■ ASSIGNMENT ■
Whenever a line of the data below holds the string "Long", copy that line.

────────────────────────────────────────

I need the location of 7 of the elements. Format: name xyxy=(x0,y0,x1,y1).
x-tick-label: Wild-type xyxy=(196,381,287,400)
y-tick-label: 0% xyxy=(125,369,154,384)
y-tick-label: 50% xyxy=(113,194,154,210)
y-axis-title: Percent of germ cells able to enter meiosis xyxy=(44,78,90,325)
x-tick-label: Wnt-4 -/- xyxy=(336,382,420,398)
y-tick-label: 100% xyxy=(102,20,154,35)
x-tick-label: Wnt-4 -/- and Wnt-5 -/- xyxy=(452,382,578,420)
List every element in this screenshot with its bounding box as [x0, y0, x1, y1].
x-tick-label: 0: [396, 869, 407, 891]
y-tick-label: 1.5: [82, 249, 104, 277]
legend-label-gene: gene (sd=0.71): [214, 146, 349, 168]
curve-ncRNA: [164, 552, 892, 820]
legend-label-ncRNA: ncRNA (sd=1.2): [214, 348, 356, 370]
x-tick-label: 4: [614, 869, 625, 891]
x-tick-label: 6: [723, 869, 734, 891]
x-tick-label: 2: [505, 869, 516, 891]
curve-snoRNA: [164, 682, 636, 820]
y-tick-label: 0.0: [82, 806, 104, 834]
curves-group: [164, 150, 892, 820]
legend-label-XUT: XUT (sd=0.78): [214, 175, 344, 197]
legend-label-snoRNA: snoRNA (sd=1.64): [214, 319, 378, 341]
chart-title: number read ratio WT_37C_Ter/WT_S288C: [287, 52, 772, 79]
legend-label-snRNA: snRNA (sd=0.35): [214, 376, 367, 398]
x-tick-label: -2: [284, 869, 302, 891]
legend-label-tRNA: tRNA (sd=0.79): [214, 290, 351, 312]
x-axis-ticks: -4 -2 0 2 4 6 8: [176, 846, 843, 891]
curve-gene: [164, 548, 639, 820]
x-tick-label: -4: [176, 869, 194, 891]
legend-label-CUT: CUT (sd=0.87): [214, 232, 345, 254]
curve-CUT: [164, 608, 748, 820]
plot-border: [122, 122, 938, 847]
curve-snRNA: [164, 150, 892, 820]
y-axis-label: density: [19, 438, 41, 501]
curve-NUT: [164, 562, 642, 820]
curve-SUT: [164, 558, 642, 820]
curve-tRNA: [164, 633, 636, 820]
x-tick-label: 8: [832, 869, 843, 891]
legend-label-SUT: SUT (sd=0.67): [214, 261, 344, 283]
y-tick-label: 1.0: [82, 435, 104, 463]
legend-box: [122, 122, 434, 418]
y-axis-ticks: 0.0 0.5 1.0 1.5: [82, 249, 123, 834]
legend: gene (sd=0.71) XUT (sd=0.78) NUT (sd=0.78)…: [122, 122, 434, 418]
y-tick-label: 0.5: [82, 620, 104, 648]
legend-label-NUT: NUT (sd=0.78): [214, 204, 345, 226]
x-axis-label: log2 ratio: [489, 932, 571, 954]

────────────────────────────────────────

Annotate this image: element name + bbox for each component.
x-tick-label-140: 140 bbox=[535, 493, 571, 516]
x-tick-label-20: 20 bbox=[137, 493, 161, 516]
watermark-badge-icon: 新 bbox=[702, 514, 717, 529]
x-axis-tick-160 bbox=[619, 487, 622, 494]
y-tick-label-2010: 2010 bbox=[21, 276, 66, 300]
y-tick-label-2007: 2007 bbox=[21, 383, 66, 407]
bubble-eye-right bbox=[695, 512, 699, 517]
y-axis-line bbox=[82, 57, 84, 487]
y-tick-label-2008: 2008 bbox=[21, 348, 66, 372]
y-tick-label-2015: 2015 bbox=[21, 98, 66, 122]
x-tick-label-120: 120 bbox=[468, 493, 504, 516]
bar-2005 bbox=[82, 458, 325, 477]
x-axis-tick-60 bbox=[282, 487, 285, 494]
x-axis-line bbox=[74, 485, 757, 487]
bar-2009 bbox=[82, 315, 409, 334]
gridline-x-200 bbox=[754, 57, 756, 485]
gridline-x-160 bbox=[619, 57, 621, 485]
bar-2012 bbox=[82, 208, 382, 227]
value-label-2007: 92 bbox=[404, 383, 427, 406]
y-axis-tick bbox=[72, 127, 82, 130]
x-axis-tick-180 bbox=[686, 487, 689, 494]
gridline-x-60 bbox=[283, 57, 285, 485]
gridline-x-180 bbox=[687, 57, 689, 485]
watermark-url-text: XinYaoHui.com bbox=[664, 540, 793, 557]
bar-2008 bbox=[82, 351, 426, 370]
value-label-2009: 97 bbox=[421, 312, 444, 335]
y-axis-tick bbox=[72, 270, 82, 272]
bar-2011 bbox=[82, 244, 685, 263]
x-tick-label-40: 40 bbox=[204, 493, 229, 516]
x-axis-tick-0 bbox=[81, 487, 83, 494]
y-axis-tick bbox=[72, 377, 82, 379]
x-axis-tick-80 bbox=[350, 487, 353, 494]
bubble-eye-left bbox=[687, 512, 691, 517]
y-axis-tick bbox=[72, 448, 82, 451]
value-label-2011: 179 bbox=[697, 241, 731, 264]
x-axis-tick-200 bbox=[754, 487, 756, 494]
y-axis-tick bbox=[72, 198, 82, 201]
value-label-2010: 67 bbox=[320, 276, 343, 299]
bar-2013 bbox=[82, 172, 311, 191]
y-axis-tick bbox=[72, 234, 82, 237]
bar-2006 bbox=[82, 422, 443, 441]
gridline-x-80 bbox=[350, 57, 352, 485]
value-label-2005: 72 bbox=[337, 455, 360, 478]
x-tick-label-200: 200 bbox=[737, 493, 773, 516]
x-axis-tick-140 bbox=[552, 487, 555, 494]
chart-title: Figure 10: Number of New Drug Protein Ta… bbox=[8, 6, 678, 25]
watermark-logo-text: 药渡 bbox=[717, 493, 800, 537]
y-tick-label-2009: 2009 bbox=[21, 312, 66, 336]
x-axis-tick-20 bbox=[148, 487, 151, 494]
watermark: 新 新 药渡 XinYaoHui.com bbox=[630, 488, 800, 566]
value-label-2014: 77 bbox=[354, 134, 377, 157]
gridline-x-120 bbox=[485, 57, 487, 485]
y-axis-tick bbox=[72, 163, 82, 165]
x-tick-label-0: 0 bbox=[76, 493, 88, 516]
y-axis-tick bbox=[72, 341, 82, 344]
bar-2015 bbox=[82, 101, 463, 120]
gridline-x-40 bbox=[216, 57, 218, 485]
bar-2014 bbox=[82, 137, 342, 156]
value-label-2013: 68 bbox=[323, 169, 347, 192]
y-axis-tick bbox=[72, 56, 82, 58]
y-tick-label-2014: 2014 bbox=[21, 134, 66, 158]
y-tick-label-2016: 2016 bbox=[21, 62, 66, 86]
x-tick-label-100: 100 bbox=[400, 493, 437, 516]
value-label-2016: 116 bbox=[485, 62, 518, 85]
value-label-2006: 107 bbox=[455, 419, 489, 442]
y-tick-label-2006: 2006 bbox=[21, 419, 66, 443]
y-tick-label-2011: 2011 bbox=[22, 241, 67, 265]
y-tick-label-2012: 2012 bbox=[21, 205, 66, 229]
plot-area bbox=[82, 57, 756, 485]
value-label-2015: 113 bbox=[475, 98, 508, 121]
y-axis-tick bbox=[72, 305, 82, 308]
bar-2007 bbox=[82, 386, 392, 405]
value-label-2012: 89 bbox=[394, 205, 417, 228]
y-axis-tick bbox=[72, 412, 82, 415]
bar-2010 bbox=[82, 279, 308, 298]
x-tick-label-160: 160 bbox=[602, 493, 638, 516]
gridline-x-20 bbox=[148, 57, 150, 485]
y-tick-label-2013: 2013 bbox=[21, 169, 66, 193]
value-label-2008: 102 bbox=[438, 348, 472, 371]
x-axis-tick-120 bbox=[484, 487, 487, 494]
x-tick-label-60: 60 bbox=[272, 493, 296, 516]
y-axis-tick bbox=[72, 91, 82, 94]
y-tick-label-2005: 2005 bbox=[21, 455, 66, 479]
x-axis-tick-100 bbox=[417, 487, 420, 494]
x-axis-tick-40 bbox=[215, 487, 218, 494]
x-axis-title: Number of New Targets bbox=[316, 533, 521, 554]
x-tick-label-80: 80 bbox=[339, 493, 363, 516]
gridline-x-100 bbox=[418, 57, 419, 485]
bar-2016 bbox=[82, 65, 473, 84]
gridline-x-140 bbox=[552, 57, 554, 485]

────────────────────────────────────────

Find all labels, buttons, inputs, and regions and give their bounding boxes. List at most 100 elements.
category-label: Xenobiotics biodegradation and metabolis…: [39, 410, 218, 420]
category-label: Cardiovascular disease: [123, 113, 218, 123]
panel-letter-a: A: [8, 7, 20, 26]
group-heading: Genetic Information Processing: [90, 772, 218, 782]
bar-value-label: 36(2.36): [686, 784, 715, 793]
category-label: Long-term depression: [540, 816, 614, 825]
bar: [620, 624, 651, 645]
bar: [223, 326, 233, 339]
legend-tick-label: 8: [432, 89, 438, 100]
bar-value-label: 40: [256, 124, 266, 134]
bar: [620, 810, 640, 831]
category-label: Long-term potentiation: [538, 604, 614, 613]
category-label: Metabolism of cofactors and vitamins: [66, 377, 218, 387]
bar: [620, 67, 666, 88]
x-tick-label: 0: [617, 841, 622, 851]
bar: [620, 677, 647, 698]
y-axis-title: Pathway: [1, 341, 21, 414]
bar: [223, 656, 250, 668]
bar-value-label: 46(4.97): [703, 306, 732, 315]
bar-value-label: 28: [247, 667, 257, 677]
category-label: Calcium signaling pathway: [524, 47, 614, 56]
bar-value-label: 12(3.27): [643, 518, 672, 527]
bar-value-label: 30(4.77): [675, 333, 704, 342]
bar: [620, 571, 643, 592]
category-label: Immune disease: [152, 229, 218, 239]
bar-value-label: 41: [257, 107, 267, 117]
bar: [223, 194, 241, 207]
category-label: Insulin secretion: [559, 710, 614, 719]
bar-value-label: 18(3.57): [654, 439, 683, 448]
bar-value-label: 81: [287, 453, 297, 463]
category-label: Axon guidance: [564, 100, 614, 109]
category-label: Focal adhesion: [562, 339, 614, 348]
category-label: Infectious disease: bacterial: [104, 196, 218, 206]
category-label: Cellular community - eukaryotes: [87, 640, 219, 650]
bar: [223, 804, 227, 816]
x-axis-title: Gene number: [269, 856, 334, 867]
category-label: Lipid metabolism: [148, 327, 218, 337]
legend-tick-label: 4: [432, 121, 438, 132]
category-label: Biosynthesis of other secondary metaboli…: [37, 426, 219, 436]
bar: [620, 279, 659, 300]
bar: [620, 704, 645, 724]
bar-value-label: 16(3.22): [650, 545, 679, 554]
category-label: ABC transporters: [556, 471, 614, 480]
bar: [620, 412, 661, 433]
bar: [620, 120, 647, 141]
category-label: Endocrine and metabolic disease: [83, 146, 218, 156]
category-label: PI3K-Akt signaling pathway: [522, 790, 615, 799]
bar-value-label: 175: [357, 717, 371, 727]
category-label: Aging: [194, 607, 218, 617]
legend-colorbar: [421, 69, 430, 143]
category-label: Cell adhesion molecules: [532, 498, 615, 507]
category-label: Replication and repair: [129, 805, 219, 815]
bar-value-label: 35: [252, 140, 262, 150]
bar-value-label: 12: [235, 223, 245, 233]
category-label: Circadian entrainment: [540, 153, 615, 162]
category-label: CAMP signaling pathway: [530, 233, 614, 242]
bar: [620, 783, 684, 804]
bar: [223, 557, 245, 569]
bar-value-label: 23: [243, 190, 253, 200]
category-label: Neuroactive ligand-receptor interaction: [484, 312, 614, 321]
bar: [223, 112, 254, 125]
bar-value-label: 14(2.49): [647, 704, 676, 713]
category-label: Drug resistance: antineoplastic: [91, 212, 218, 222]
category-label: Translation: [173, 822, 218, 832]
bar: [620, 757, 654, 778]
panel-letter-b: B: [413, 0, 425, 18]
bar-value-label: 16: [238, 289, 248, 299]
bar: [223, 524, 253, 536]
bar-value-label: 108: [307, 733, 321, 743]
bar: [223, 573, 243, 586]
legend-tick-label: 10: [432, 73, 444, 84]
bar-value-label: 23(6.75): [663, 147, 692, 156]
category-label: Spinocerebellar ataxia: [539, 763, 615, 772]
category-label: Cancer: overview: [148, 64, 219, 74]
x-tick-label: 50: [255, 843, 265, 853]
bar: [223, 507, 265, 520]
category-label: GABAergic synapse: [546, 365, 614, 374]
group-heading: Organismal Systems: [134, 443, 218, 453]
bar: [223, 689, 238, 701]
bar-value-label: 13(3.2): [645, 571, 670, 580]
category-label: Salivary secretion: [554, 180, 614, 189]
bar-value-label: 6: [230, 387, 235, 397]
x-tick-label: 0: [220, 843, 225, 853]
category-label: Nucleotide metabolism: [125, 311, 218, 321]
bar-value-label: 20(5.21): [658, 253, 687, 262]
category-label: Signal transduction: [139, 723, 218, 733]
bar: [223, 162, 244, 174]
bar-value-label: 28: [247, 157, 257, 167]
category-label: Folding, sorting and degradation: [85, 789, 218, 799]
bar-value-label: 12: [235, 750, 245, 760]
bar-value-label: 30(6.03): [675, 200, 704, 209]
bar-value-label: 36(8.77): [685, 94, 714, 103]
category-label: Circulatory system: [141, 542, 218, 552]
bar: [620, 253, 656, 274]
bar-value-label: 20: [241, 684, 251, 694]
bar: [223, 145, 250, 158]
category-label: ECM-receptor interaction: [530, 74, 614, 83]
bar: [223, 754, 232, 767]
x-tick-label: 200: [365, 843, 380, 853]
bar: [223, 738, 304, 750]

────────────────────────────────────────

■ SOLUTION TO THE EXERCISE ■
category-label: Long-term depression: [540, 816, 614, 825]
category-label: Long-term potentiation: [538, 604, 614, 613]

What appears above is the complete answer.